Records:
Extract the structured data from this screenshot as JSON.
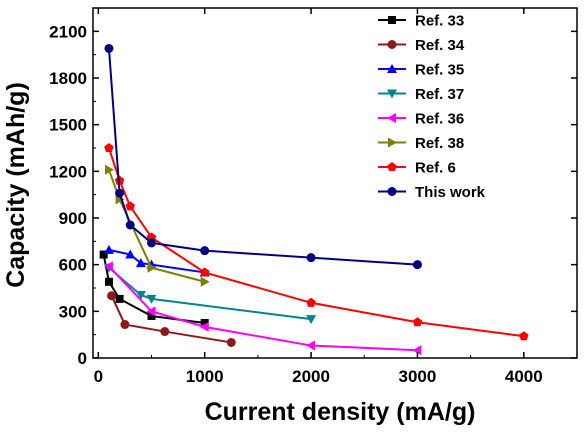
{
  "chart_data": {
    "type": "line",
    "xlabel": "Current density (mA/g)",
    "ylabel": "Capacity (mAh/g)",
    "xlim": [
      -50,
      4500
    ],
    "ylim": [
      0,
      2250
    ],
    "xticks": [
      0,
      1000,
      2000,
      3000,
      4000
    ],
    "yticks": [
      0,
      300,
      600,
      900,
      1200,
      1500,
      1800,
      2100
    ],
    "grid": false,
    "legend_position": "top-right",
    "series": [
      {
        "name": "Ref. 33",
        "color": "#000000",
        "marker": "square",
        "x": [
          50,
          100,
          200,
          500,
          1000
        ],
        "y": [
          665,
          490,
          380,
          270,
          225
        ]
      },
      {
        "name": "Ref. 34",
        "color": "#8b1a1a",
        "marker": "circle",
        "x": [
          125,
          250,
          625,
          1250
        ],
        "y": [
          400,
          215,
          170,
          100
        ]
      },
      {
        "name": "Ref. 35",
        "color": "#0000ff",
        "marker": "triangle-up",
        "x": [
          100,
          300,
          400,
          500,
          1000
        ],
        "y": [
          695,
          665,
          610,
          600,
          550
        ]
      },
      {
        "name": "Ref. 37",
        "color": "#00868b",
        "marker": "triangle-down",
        "x": [
          100,
          400,
          500,
          2000
        ],
        "y": [
          580,
          405,
          380,
          250
        ]
      },
      {
        "name": "Ref. 36",
        "color": "#ff00ff",
        "marker": "triangle-left",
        "x": [
          100,
          500,
          1000,
          2000,
          3000
        ],
        "y": [
          590,
          300,
          200,
          80,
          50
        ]
      },
      {
        "name": "Ref. 38",
        "color": "#808000",
        "marker": "triangle-right",
        "x": [
          100,
          200,
          500,
          1000
        ],
        "y": [
          1210,
          1020,
          580,
          490
        ]
      },
      {
        "name": "Ref. 6",
        "color": "#ff0000",
        "marker": "pentagon",
        "x": [
          100,
          200,
          300,
          500,
          1000,
          2000,
          3000,
          4000
        ],
        "y": [
          1350,
          1140,
          975,
          775,
          550,
          355,
          230,
          140
        ]
      },
      {
        "name": "This work",
        "color": "#000080",
        "marker": "circle",
        "x": [
          100,
          200,
          300,
          500,
          1000,
          2000,
          3000
        ],
        "y": [
          1990,
          1060,
          855,
          740,
          690,
          645,
          600
        ]
      }
    ]
  }
}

Description of the task → Respond with the number of lines containing "name" and no additional words.

Exercise result → 8